Exercise aim: All of the records below must be output exactly, with no pictures carried over.

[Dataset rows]
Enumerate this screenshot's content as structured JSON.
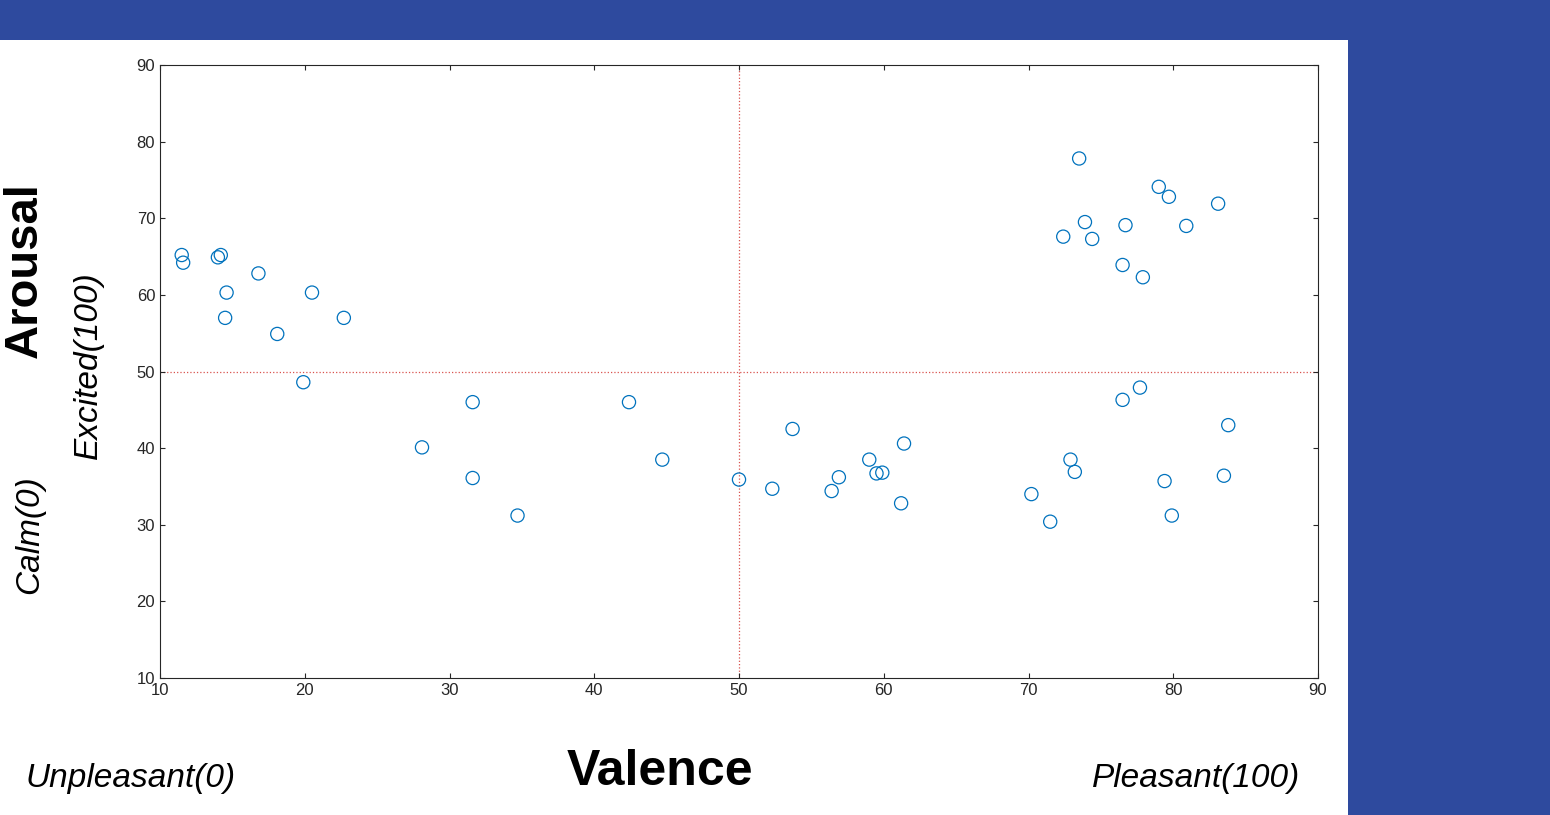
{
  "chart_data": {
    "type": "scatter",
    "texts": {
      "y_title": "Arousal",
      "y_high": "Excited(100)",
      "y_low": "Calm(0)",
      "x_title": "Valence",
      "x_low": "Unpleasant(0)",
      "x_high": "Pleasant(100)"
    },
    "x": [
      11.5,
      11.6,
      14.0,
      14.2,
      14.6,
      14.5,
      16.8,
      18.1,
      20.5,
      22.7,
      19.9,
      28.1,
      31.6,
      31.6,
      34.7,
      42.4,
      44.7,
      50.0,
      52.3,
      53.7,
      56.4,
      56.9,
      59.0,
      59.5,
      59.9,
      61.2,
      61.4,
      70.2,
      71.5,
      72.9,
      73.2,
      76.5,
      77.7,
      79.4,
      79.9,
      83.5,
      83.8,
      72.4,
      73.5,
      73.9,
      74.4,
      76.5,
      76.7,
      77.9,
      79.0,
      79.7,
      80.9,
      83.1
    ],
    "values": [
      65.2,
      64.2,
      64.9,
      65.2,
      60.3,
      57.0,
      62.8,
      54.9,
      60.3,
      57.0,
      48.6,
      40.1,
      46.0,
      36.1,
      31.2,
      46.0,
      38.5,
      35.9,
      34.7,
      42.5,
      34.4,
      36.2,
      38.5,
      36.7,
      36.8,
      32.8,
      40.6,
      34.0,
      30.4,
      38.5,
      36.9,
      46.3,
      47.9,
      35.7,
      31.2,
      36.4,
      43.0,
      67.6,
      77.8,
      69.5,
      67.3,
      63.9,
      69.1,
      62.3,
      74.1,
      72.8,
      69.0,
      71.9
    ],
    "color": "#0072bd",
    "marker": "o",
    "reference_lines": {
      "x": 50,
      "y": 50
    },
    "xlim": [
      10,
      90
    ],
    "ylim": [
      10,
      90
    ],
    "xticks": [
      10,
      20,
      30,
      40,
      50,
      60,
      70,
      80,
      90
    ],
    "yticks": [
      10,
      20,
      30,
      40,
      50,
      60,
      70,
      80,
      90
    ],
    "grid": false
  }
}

Answer to the problem:
Enumerate this screenshot's content as structured JSON.
{
  "chart_data": {
    "type": "scatter",
    "texts": {
      "y_title": "Arousal",
      "y_high": "Excited(100)",
      "y_low": "Calm(0)",
      "x_title": "Valence",
      "x_low": "Unpleasant(0)",
      "x_high": "Pleasant(100)"
    },
    "x": [
      11.5,
      11.6,
      14.0,
      14.2,
      14.6,
      14.5,
      16.8,
      18.1,
      20.5,
      22.7,
      19.9,
      28.1,
      31.6,
      31.6,
      34.7,
      42.4,
      44.7,
      50.0,
      52.3,
      53.7,
      56.4,
      56.9,
      59.0,
      59.5,
      59.9,
      61.2,
      61.4,
      70.2,
      71.5,
      72.9,
      73.2,
      76.5,
      77.7,
      79.4,
      79.9,
      83.5,
      83.8,
      72.4,
      73.5,
      73.9,
      74.4,
      76.5,
      76.7,
      77.9,
      79.0,
      79.7,
      80.9,
      83.1
    ],
    "values": [
      65.2,
      64.2,
      64.9,
      65.2,
      60.3,
      57.0,
      62.8,
      54.9,
      60.3,
      57.0,
      48.6,
      40.1,
      46.0,
      36.1,
      31.2,
      46.0,
      38.5,
      35.9,
      34.7,
      42.5,
      34.4,
      36.2,
      38.5,
      36.7,
      36.8,
      32.8,
      40.6,
      34.0,
      30.4,
      38.5,
      36.9,
      46.3,
      47.9,
      35.7,
      31.2,
      36.4,
      43.0,
      67.6,
      77.8,
      69.5,
      67.3,
      63.9,
      69.1,
      62.3,
      74.1,
      72.8,
      69.0,
      71.9
    ],
    "color": "#0072bd",
    "marker": "o",
    "reference_lines": {
      "x": 50,
      "y": 50
    },
    "xlim": [
      10,
      90
    ],
    "ylim": [
      10,
      90
    ],
    "xticks": [
      10,
      20,
      30,
      40,
      50,
      60,
      70,
      80,
      90
    ],
    "yticks": [
      10,
      20,
      30,
      40,
      50,
      60,
      70,
      80,
      90
    ],
    "grid": false
  }
}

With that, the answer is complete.